#### [Entries supplied]
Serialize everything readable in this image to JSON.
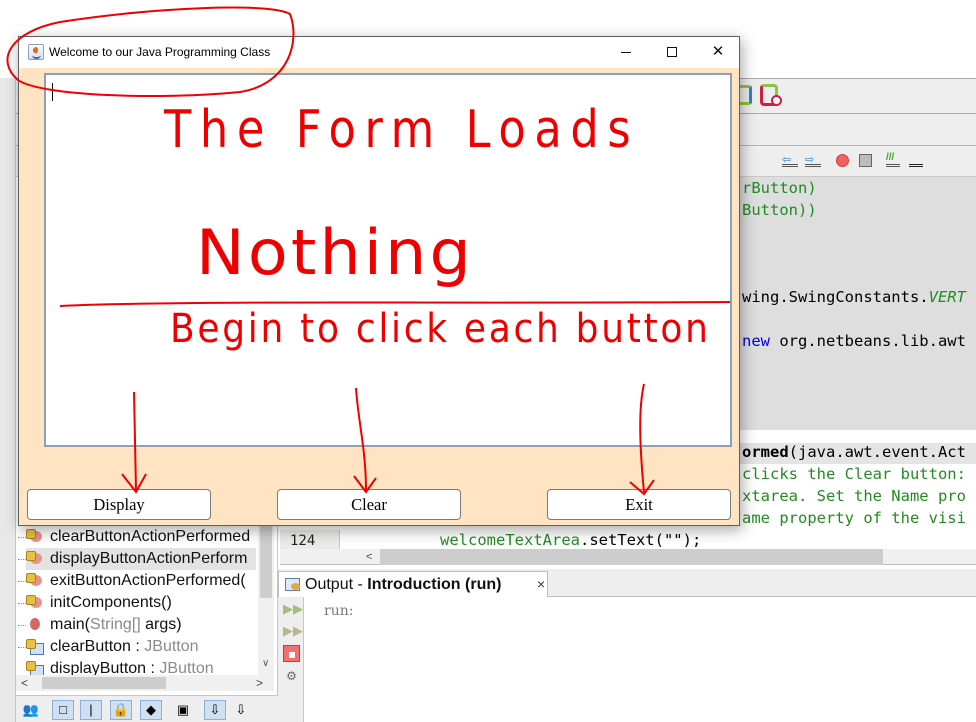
{
  "window": {
    "title": "Welcome to our Java Programming Class",
    "controls": {
      "minimize": "minimize",
      "maximize": "maximize",
      "close": "✕"
    },
    "textarea_value": "",
    "buttons": {
      "display": "Display",
      "clear": "Clear",
      "exit": "Exit"
    },
    "background_color": "#ffe4c4"
  },
  "annotations": {
    "line1": "The Form Loads",
    "line2": "Nothing",
    "line3": "Begin to click each button",
    "ink_color": "#ee0000"
  },
  "editor": {
    "lines": [
      {
        "text": "rButton)"
      },
      {
        "text": "Button))"
      },
      {
        "pre": "wing.SwingConstants.",
        "ital": "VERT"
      },
      {
        "kw": "new",
        "rest": " org.netbeans.lib.awt"
      },
      {
        "bold": "ormed",
        "rest": "(java.awt.event.Act"
      },
      {
        "text": "clicks the Clear button:"
      },
      {
        "text": "xtarea. Set the Name pro"
      },
      {
        "text": "ame property of the visi"
      }
    ],
    "visible_line_number": "124",
    "visible_line_code": "welcomeTextArea",
    "visible_line_code_rest": ".setText(\"\");"
  },
  "navigator": {
    "items": [
      {
        "label": "clearButtonActionPerformed",
        "type": "",
        "icon": "method-icon"
      },
      {
        "label": "displayButtonActionPerform",
        "type": "",
        "icon": "method-icon",
        "selected": true
      },
      {
        "label": "exitButtonActionPerformed(",
        "type": "",
        "icon": "method-icon"
      },
      {
        "label": "initComponents()",
        "type": "",
        "icon": "method-icon"
      },
      {
        "label": "main(",
        "type": "String[]",
        "label2": " args)",
        "icon": "main-icon"
      },
      {
        "label": "clearButton : ",
        "type": "JButton",
        "icon": "field-icon"
      },
      {
        "label": "displayButton : ",
        "type": "JButton",
        "icon": "field-icon"
      }
    ]
  },
  "output": {
    "tab_prefix": "Output - ",
    "tab_title": "Introduction (run)",
    "close": "×",
    "text": "run:"
  }
}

#### [Directions]
Without the pictures, extract every entry verbatim.

#### [Written answer]
Serialize everything readable in this image to JSON.
{
  "window": {
    "title": "Welcome to our Java Programming Class",
    "controls": {
      "minimize": "minimize",
      "maximize": "maximize",
      "close": "✕"
    },
    "textarea_value": "",
    "buttons": {
      "display": "Display",
      "clear": "Clear",
      "exit": "Exit"
    },
    "background_color": "#ffe4c4"
  },
  "annotations": {
    "line1": "The Form Loads",
    "line2": "Nothing",
    "line3": "Begin to click each button",
    "ink_color": "#ee0000"
  },
  "editor": {
    "lines": [
      {
        "text": "rButton)"
      },
      {
        "text": "Button))"
      },
      {
        "pre": "wing.SwingConstants.",
        "ital": "VERT"
      },
      {
        "kw": "new",
        "rest": " org.netbeans.lib.awt"
      },
      {
        "bold": "ormed",
        "rest": "(java.awt.event.Act"
      },
      {
        "text": "clicks the Clear button:"
      },
      {
        "text": "xtarea. Set the Name pro"
      },
      {
        "text": "ame property of the visi"
      }
    ],
    "visible_line_number": "124",
    "visible_line_code": "welcomeTextArea",
    "visible_line_code_rest": ".setText(\"\");"
  },
  "navigator": {
    "items": [
      {
        "label": "clearButtonActionPerformed",
        "type": "",
        "icon": "method-icon"
      },
      {
        "label": "displayButtonActionPerform",
        "type": "",
        "icon": "method-icon",
        "selected": true
      },
      {
        "label": "exitButtonActionPerformed(",
        "type": "",
        "icon": "method-icon"
      },
      {
        "label": "initComponents()",
        "type": "",
        "icon": "method-icon"
      },
      {
        "label": "main(",
        "type": "String[]",
        "label2": " args)",
        "icon": "main-icon"
      },
      {
        "label": "clearButton : ",
        "type": "JButton",
        "icon": "field-icon"
      },
      {
        "label": "displayButton : ",
        "type": "JButton",
        "icon": "field-icon"
      }
    ]
  },
  "output": {
    "tab_prefix": "Output - ",
    "tab_title": "Introduction (run)",
    "close": "×",
    "text": "run:"
  }
}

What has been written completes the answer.